-- Begin Data extract --

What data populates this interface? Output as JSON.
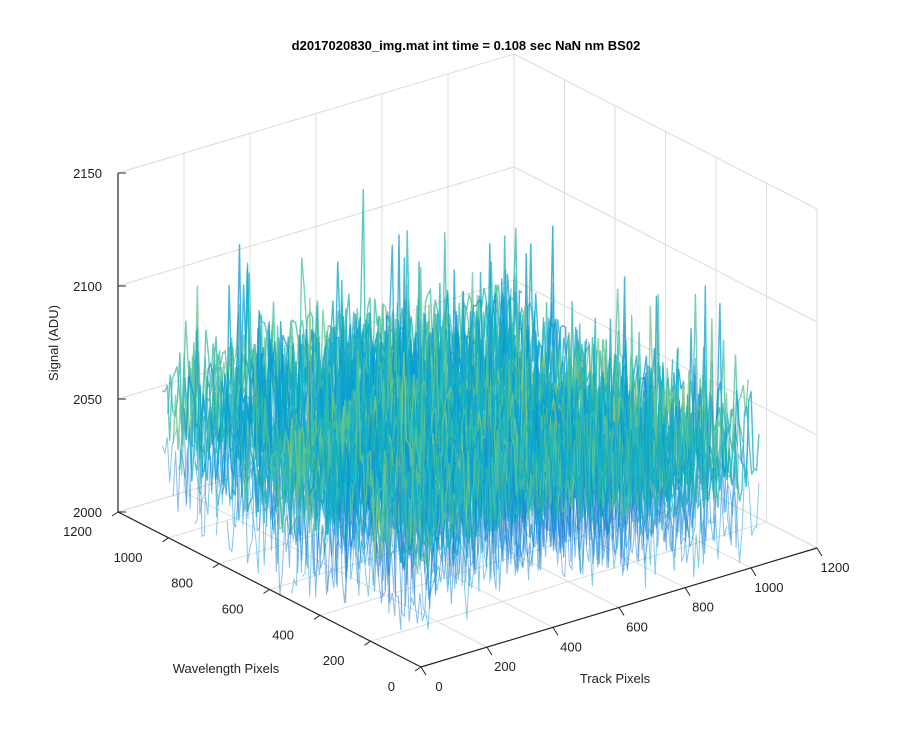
{
  "chart_data": {
    "type": "surface",
    "title": "d2017020830_img.mat int time = 0.108 sec  NaN nm BS02",
    "xlabel": "Track Pixels",
    "ylabel": "Wavelength Pixels",
    "zlabel": "Signal (ADU)",
    "xlim": [
      0,
      1200
    ],
    "ylim": [
      0,
      1200
    ],
    "zlim": [
      2000,
      2150
    ],
    "x_ticks": [
      "0",
      "200",
      "400",
      "600",
      "800",
      "1000",
      "1200"
    ],
    "y_ticks": [
      "0",
      "200",
      "400",
      "600",
      "800",
      "1000",
      "1200"
    ],
    "z_ticks": [
      "2000",
      "2050",
      "2100",
      "2150"
    ],
    "grid": true,
    "colormap": "parula",
    "surface_summary": {
      "x_extent": [
        1,
        1024
      ],
      "y_extent": [
        1,
        1024
      ],
      "typical_signal_range": [
        2030,
        2090
      ],
      "peak_signal": 2150,
      "trough_signal": 2025
    }
  }
}
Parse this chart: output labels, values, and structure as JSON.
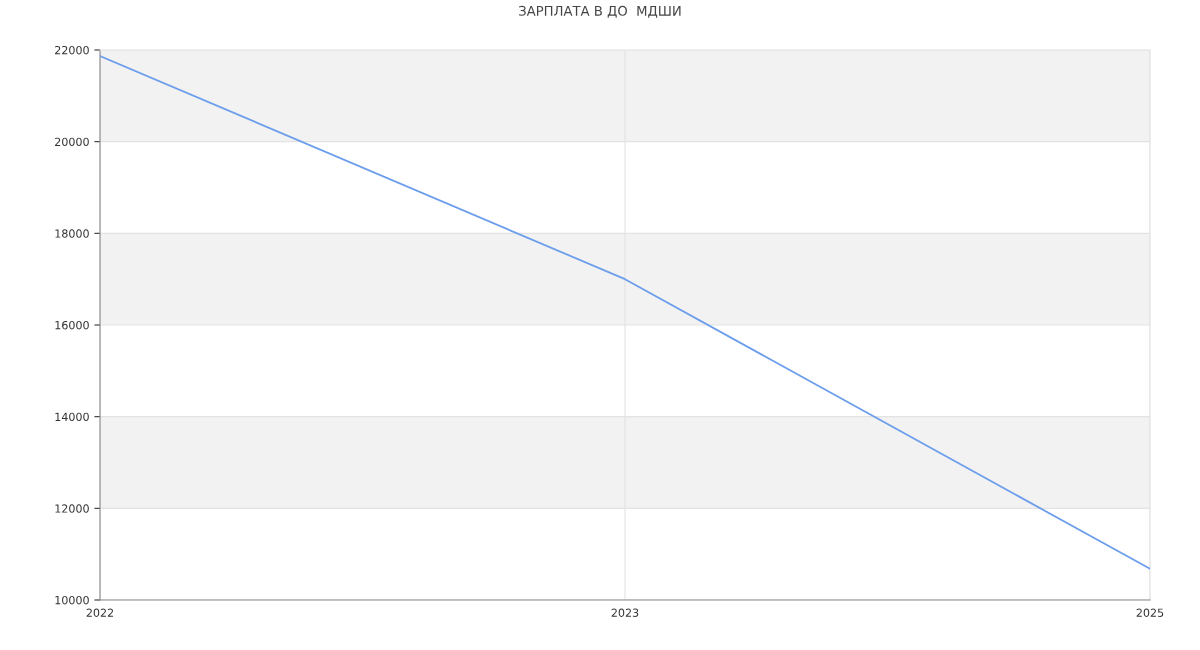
{
  "chart_data": {
    "type": "line",
    "title": "ЗАРПЛАТА В ДО  МДШИ",
    "categories": [
      "2022",
      "2023",
      "2025"
    ],
    "series": [
      {
        "color": "#6d9eeb",
        "values": [
          21870,
          17000,
          10680
        ]
      }
    ],
    "ylim": [
      10000,
      22000
    ],
    "yticks": [
      10000,
      12000,
      14000,
      16000,
      18000,
      20000,
      22000
    ],
    "bands": [
      {
        "axis": "y",
        "from": 12000,
        "to": 14000,
        "color": "#f2f2f2"
      },
      {
        "axis": "y",
        "from": 16000,
        "to": 18000,
        "color": "#f2f2f2"
      },
      {
        "axis": "y",
        "from": 20000,
        "to": 22000,
        "color": "#f2f2f2"
      }
    ],
    "grid": true,
    "marker": "none",
    "line_style": "solid"
  }
}
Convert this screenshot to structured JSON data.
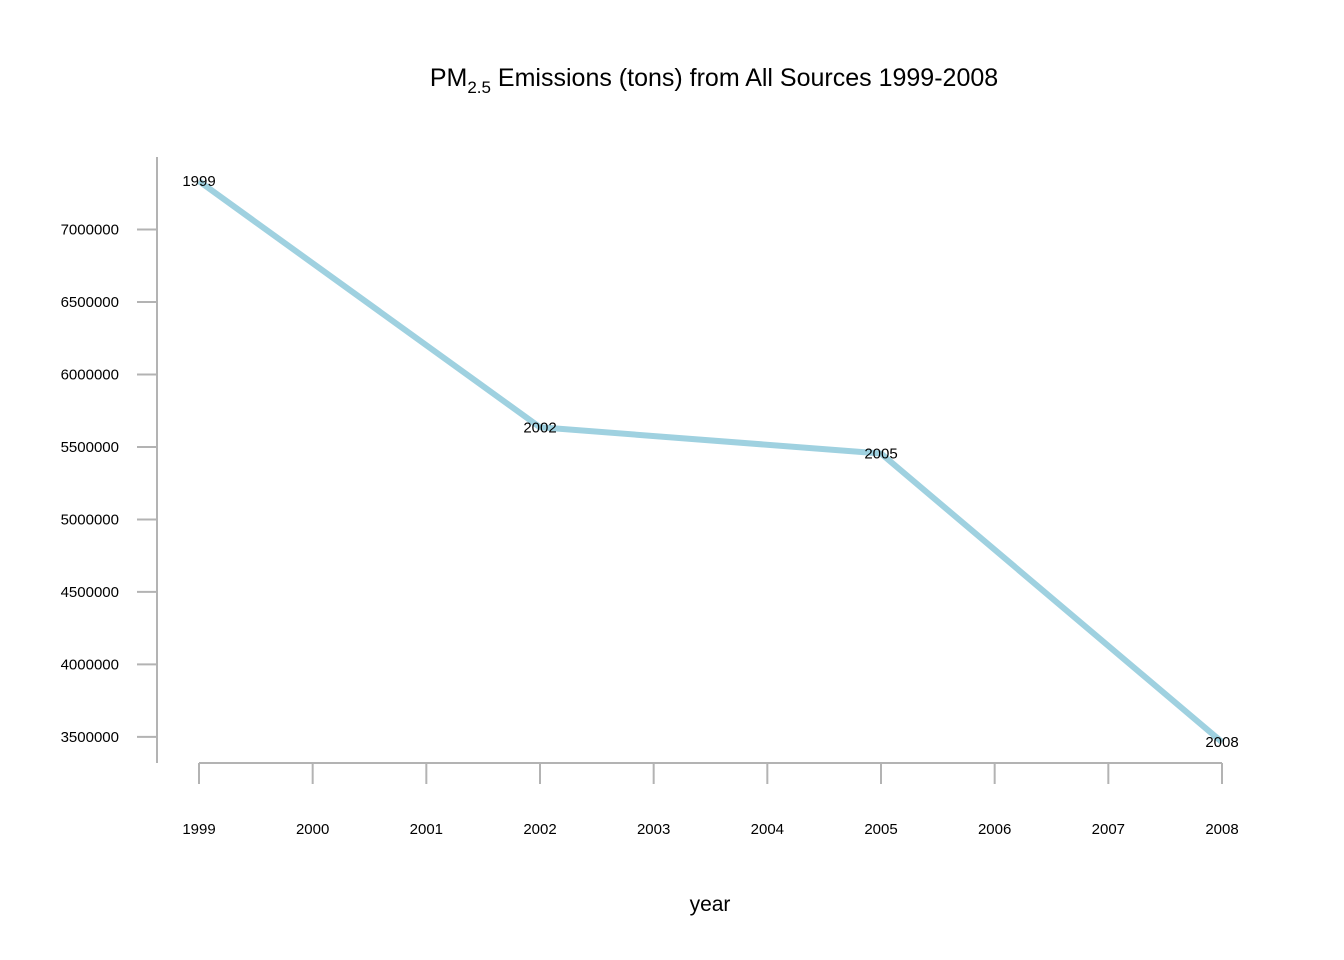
{
  "chart_data": {
    "type": "line",
    "title_prefix": "PM",
    "title_subscript": "2.5",
    "title_rest": " Emissions (tons) from All Sources 1999-2008",
    "xlabel": "year",
    "ylabel": "",
    "x_ticks": [
      "1999",
      "2000",
      "2001",
      "2002",
      "2003",
      "2004",
      "2005",
      "2006",
      "2007",
      "2008"
    ],
    "y_ticks": [
      "3500000",
      "4000000",
      "4500000",
      "5000000",
      "5500000",
      "6000000",
      "6500000",
      "7000000"
    ],
    "xlim": [
      1999,
      2008
    ],
    "ylim": [
      3320000,
      7500000
    ],
    "series": [
      {
        "x": [
          1999,
          2002,
          2005,
          2008
        ],
        "values": [
          7332967,
          5635780,
          5454703,
          3464206
        ],
        "point_labels": [
          "1999",
          "2002",
          "2005",
          "2008"
        ]
      }
    ],
    "line_color": "#9fd1e0",
    "axis_color": "#b3b3b3",
    "grid": false,
    "legend": "none"
  }
}
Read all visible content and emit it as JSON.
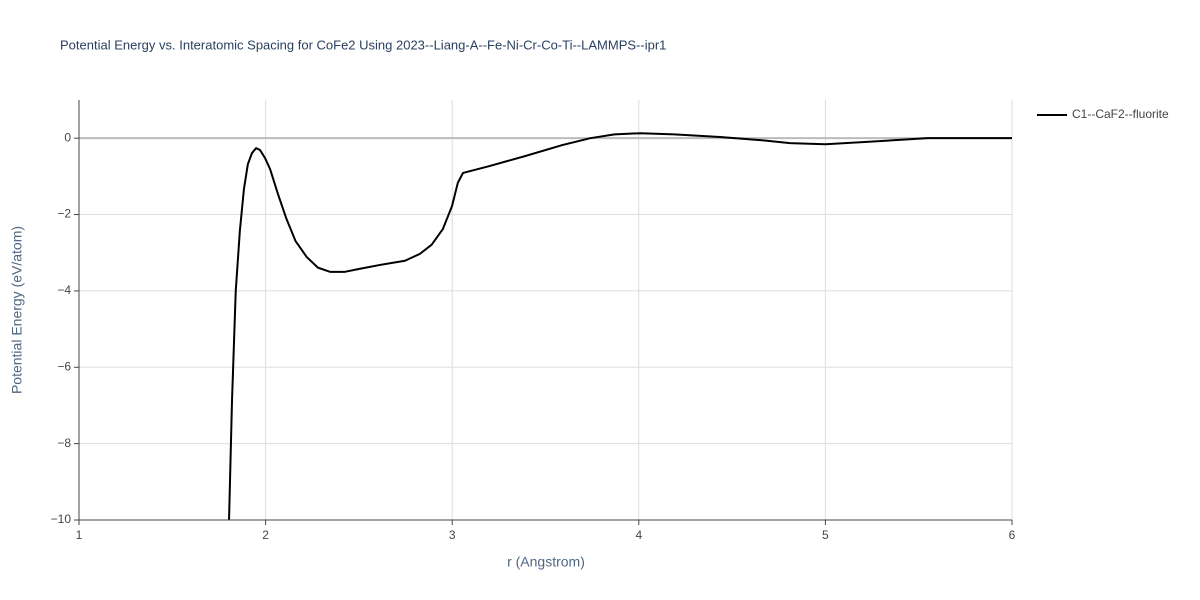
{
  "chart_data": {
    "type": "line",
    "title": "Potential Energy vs. Interatomic Spacing for CoFe2 Using 2023--Liang-A--Fe-Ni-Cr-Co-Ti--LAMMPS--ipr1",
    "x_label": "r (Angstrom)",
    "y_label": "Potential Energy (eV/atom)",
    "xlim": [
      1,
      6
    ],
    "ylim": [
      -10,
      1
    ],
    "xticks": [
      1,
      2,
      3,
      4,
      5,
      6
    ],
    "yticks": [
      {
        "value": -10,
        "label": "−10"
      },
      {
        "value": -8,
        "label": "−8"
      },
      {
        "value": -6,
        "label": "−6"
      },
      {
        "value": -4,
        "label": "−4"
      },
      {
        "value": -2,
        "label": "−2"
      },
      0
    ],
    "grid": true,
    "legend": "right",
    "x": [
      1.804,
      1.82,
      1.84,
      1.862,
      1.884,
      1.905,
      1.927,
      1.949,
      1.97,
      1.997,
      2.024,
      2.066,
      2.11,
      2.16,
      2.22,
      2.28,
      2.345,
      2.425,
      2.506,
      2.613,
      2.747,
      2.827,
      2.89,
      2.95,
      2.999,
      3.03,
      3.058,
      3.2,
      3.39,
      3.59,
      3.74,
      3.87,
      4.01,
      4.19,
      4.435,
      4.65,
      4.81,
      5.0,
      5.21,
      5.55,
      6.0
    ],
    "series": [
      {
        "name": "C1--CaF2--fluorite",
        "color": "#000000",
        "values": [
          -10,
          -6.87,
          -4.0,
          -2.43,
          -1.33,
          -0.68,
          -0.39,
          -0.26,
          -0.31,
          -0.52,
          -0.81,
          -1.46,
          -2.09,
          -2.69,
          -3.11,
          -3.39,
          -3.5,
          -3.5,
          -3.42,
          -3.32,
          -3.21,
          -3.03,
          -2.79,
          -2.38,
          -1.78,
          -1.17,
          -0.91,
          -0.73,
          -0.47,
          -0.18,
          0,
          0.1,
          0.13,
          0.1,
          0.03,
          -0.05,
          -0.13,
          -0.16,
          -0.1,
          0,
          0
        ]
      }
    ]
  }
}
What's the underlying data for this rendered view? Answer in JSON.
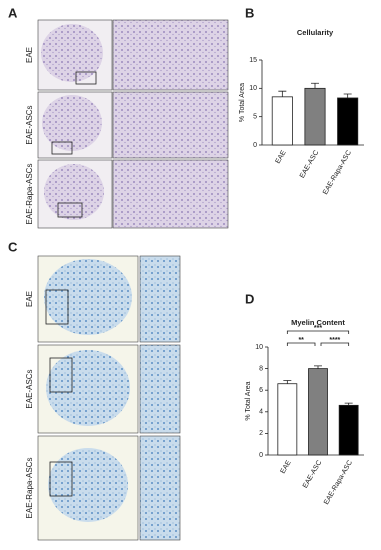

-- End Data extract --

**Stated task:**
Please set down each line of the data above exactly as written, without the pictures.

**Reply to the task:**
What data populates this interface? Output as JSON.
{
  "chart_data": {
    "type": "surface",
    "title": "d2017020830_img.mat int time = 0.108 sec  NaN nm BS02",
    "xlabel": "Track Pixels",
    "ylabel": "Wavelength Pixels",
    "zlabel": "Signal (ADU)",
    "xlim": [
      0,
      1200
    ],
    "ylim": [
      0,
      1200
    ],
    "zlim": [
      2000,
      2150
    ],
    "x_ticks": [
      "0",
      "200",
      "400",
      "600",
      "800",
      "1000",
      "1200"
    ],
    "y_ticks": [
      "0",
      "200",
      "400",
      "600",
      "800",
      "1000",
      "1200"
    ],
    "z_ticks": [
      "2000",
      "2050",
      "2100",
      "2150"
    ],
    "grid": true,
    "colormap": "parula",
    "surface_summary": {
      "x_extent": [
        1,
        1024
      ],
      "y_extent": [
        1,
        1024
      ],
      "typical_signal_range": [
        2030,
        2090
      ],
      "peak_signal": 2150,
      "trough_signal": 2025
    }
  }
}
Parse this chart: output labels, values, and structure as JSON.
{
  "chart_data": {
    "type": "line",
    "title": "ЗАРПЛАТА В ДО  МДШИ",
    "categories": [
      "2022",
      "2023",
      "2025"
    ],
    "series": [
      {
        "color": "#6d9eeb",
        "values": [
          21870,
          17000,
          10680
        ]
      }
    ],
    "ylim": [
      10000,
      22000
    ],
    "yticks": [
      10000,
      12000,
      14000,
      16000,
      18000,
      20000,
      22000
    ],
    "bands": [
      {
        "axis": "y",
        "from": 12000,
        "to": 14000,
        "color": "#f2f2f2"
      },
      {
        "axis": "y",
        "from": 16000,
        "to": 18000,
        "color": "#f2f2f2"
      },
      {
        "axis": "y",
        "from": 20000,
        "to": 22000,
        "color": "#f2f2f2"
      }
    ],
    "grid": true,
    "marker": "none",
    "line_style": "solid"
  }
}
Convert this screenshot to structured JSON data.
{
  "chart_data": {
    "type": "line",
    "title_prefix": "PM",
    "title_subscript": "2.5",
    "title_rest": " Emissions (tons) from All Sources 1999-2008",
    "xlabel": "year",
    "ylabel": "",
    "x_ticks": [
      "1999",
      "2000",
      "2001",
      "2002",
      "2003",
      "2004",
      "2005",
      "2006",
      "2007",
      "2008"
    ],
    "y_ticks": [
      "3500000",
      "4000000",
      "4500000",
      "5000000",
      "5500000",
      "6000000",
      "6500000",
      "7000000"
    ],
    "xlim": [
      1999,
      2008
    ],
    "ylim": [
      3320000,
      7500000
    ],
    "series": [
      {
        "x": [
          1999,
          2002,
          2005,
          2008
        ],
        "values": [
          7332967,
          5635780,
          5454703,
          3464206
        ],
        "point_labels": [
          "1999",
          "2002",
          "2005",
          "2008"
        ]
      }
    ],
    "line_color": "#9fd1e0",
    "axis_color": "#b3b3b3",
    "grid": false,
    "legend": "none"
  }
}
Read all visible content and emit it as JSON.
{
  "chart_data": {
    "type": "line",
    "title": "Potential Energy vs. Interatomic Spacing for CoFe2 Using 2023--Liang-A--Fe-Ni-Cr-Co-Ti--LAMMPS--ipr1",
    "x_label": "r (Angstrom)",
    "y_label": "Potential Energy (eV/atom)",
    "xlim": [
      1,
      6
    ],
    "ylim": [
      -10,
      1
    ],
    "xticks": [
      1,
      2,
      3,
      4,
      5,
      6
    ],
    "yticks": [
      {
        "value": -10,
        "label": "−10"
      },
      {
        "value": -8,
        "label": "−8"
      },
      {
        "value": -6,
        "label": "−6"
      },
      {
        "value": -4,
        "label": "−4"
      },
      {
        "value": -2,
        "label": "−2"
      },
      0
    ],
    "grid": true,
    "legend": "right",
    "x": [
      1.804,
      1.82,
      1.84,
      1.862,
      1.884,
      1.905,
      1.927,
      1.949,
      1.97,
      1.997,
      2.024,
      2.066,
      2.11,
      2.16,
      2.22,
      2.28,
      2.345,
      2.425,
      2.506,
      2.613,
      2.747,
      2.827,
      2.89,
      2.95,
      2.999,
      3.03,
      3.058,
      3.2,
      3.39,
      3.59,
      3.74,
      3.87,
      4.01,
      4.19,
      4.435,
      4.65,
      4.81,
      5.0,
      5.21,
      5.55,
      6.0
    ],
    "series": [
      {
        "name": "C1--CaF2--fluorite",
        "color": "#000000",
        "values": [
          -10,
          -6.87,
          -4.0,
          -2.43,
          -1.33,
          -0.68,
          -0.39,
          -0.26,
          -0.31,
          -0.52,
          -0.81,
          -1.46,
          -2.09,
          -2.69,
          -3.11,
          -3.39,
          -3.5,
          -3.5,
          -3.42,
          -3.32,
          -3.21,
          -3.03,
          -2.79,
          -2.38,
          -1.78,
          -1.17,
          -0.91,
          -0.73,
          -0.47,
          -0.18,
          0,
          0.1,
          0.13,
          0.1,
          0.03,
          -0.05,
          -0.13,
          -0.16,
          -0.1,
          0,
          0
        ]
      }
    ]
  }
}
What's the underlying data for this rendered view? Answer in JSON.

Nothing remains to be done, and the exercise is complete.